### DIRECTIVE
Carry on the Week Four fantasy football awards post below from the point where it ends.
READING PASSAGE start
Another week another bad performance by Romo, another late game collapse by the Vikings, and another two touchdowns for Megatron. Week Four is in the books so here are our latest Kardashian Awards (with a special Kylie Award from guest blogger Bernaldo).
Just a recap:
Kim Kardashian Award represents the best expected performance.
Kourtney Kardashian Award presents the best unexpected performance.
Khloe Kardashian Award presents the most hideous performance.
Kim Kardashian Award
3rd Place: Matt Forte (205 rushing yards, 23 receiving yards, touchdown)
Forte had 119 yards rushing in his first three games so this performance was pretty exciting for his owners. He's much more of a PPR weapon but he showed on Sunday that running the ball is still his FORTE? Get it??????
2nd Place: Calvin Johnson (8 catches, 96 receiving yards, 2 touchdowns)
Nobody can stop Megatron. Deion Sanders in his prime while on stilts couldn't stop him. Well that might be a stretch but whatever. He's on pace for 32 touchdowns. Let's see Optimus Prime do that.
1st Place: Aaron Rodgers (408 passing yards, 6 total touchdowns)
There is no doubt Rodgers is the best fantasy quarterback this season. He has all the weapons needed and he can throw 50 yards with a flick of the wrist. Plus he can grow a pretty badass Fu Manchu.
Kourtney Kardashian Award
3rd Place: Stevan Ridley (97 rushing yards, 1 touchdown)
The Riddler has arrived in Boston!! I've had an unhealthy man crush on Ridley since the preseason and he's been burning a hole in my fantasy bench. His role should only increase unless sneezes in front of Belichick then he'll probably get benched. Pick him up in all leagues.
2nd Place: Tarvaris Jackson (319 passing yards, three touchdowns)
READING PASSAGE end
SUPPLIED INFORMATION start
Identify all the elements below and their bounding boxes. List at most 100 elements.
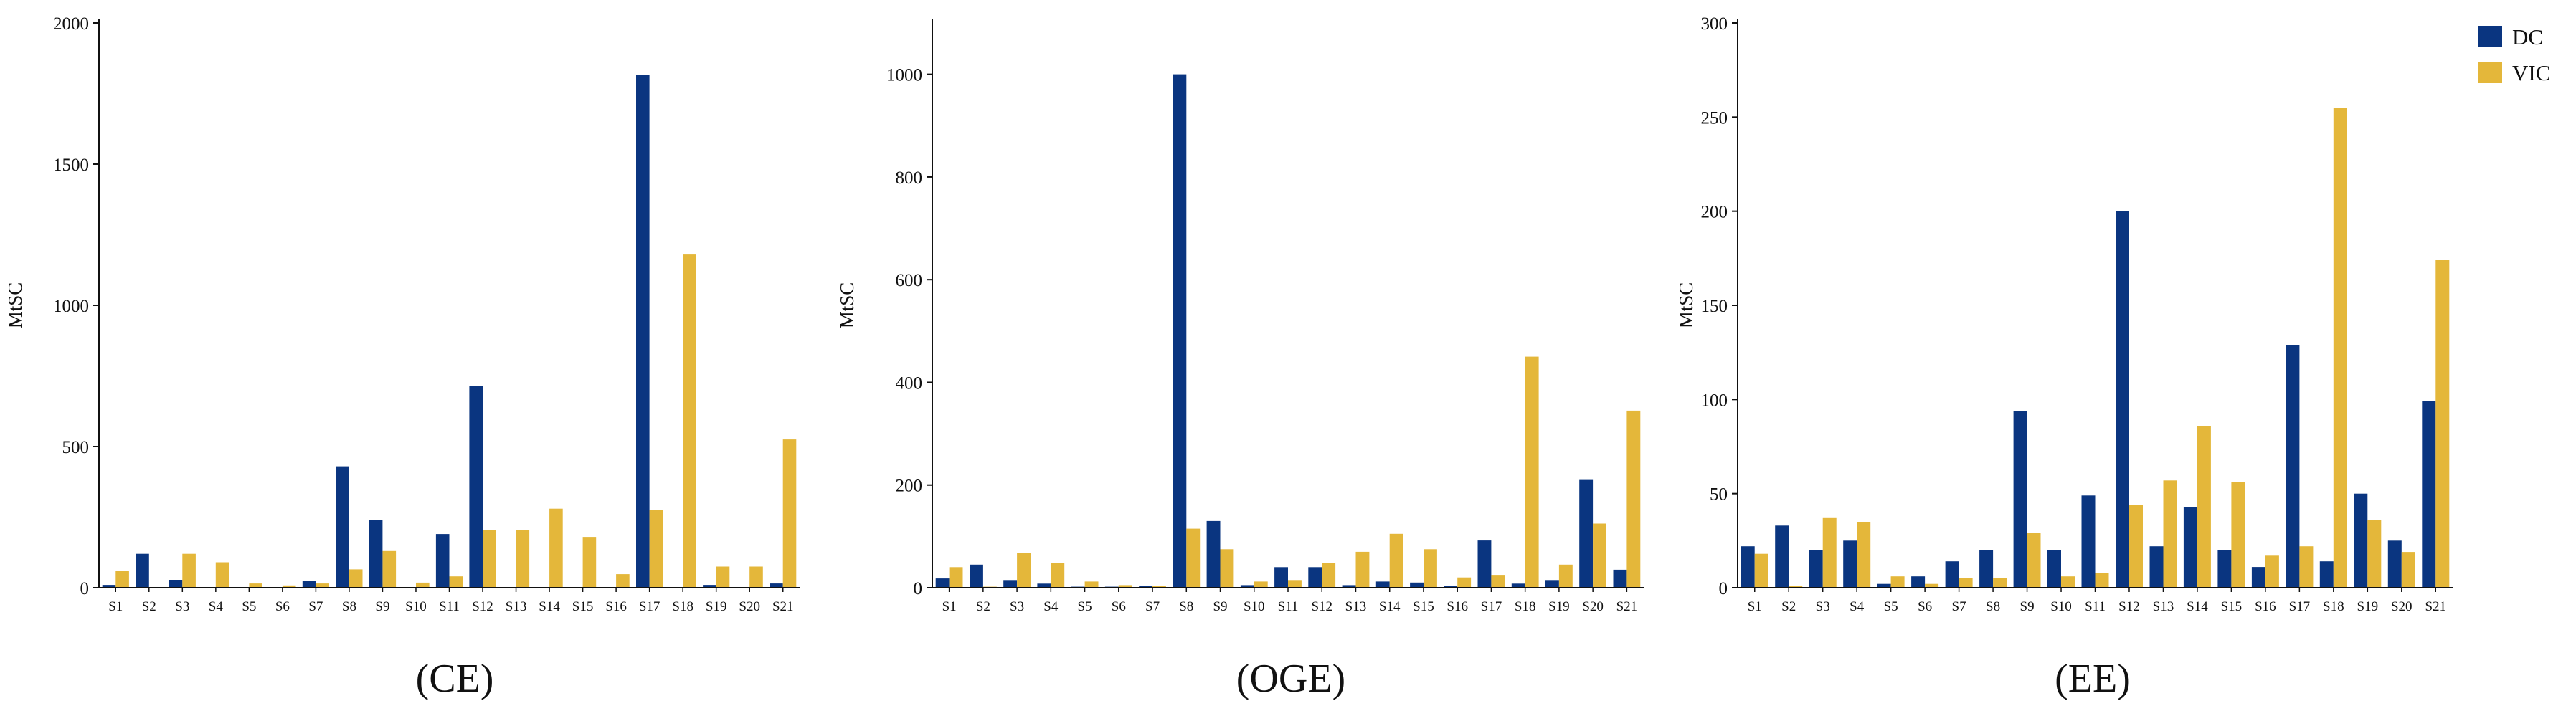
SUPPLIED INFORMATION end
### WRITTEN REPLY
Looks like all T-Jax needed was Sidney Rice to help him look like an actual NFL quarterback. Remember when the Falcons actually had a defense? While I don't like Jackson he does play in the NFC West so he might be a decent pickup now that the bye weeks have arrived.
1st Place: Beanie Wells (138 rushing yards, 3 touchdowns)
If you left Beanie on your bench after midweek reports about a hamstring problem I feel sorry for you. I also feel sorry for your dog because you probably kicked him once or two. He's been a lazy, injury prone waste of space for most of his NFL career but maybe, just maybe, he is ready to blossom. Probably not.
Khloe Kardashian Award
3rd Place: James Starks (63 rushing yards, 5 catches, 38 receiving yards)
The buzz on Starks leading up to Sunday's game was insane. Ryan Grant was declared out and the Packers were facing the swiss cheese Broncos defense. Well when your quarterback scores six touchdowns it doesn't leave many scraps for the other guys.
2nd Place: Rashard Mendenhall (25 rushing yards, 1 touchdown)
Osama Bin Laden's #1 fan was held in check against Houston. The Texans have red, white, and blue uniforms. Coincidence? Mendenhall tweaked his hammy in the 3rd quarter and didn't return. Isaac Redman ran hard in his place and is worth a pickup in deeper leagues.
1st Place: Rob Gronkowski (1 catch, 15 receiving yards)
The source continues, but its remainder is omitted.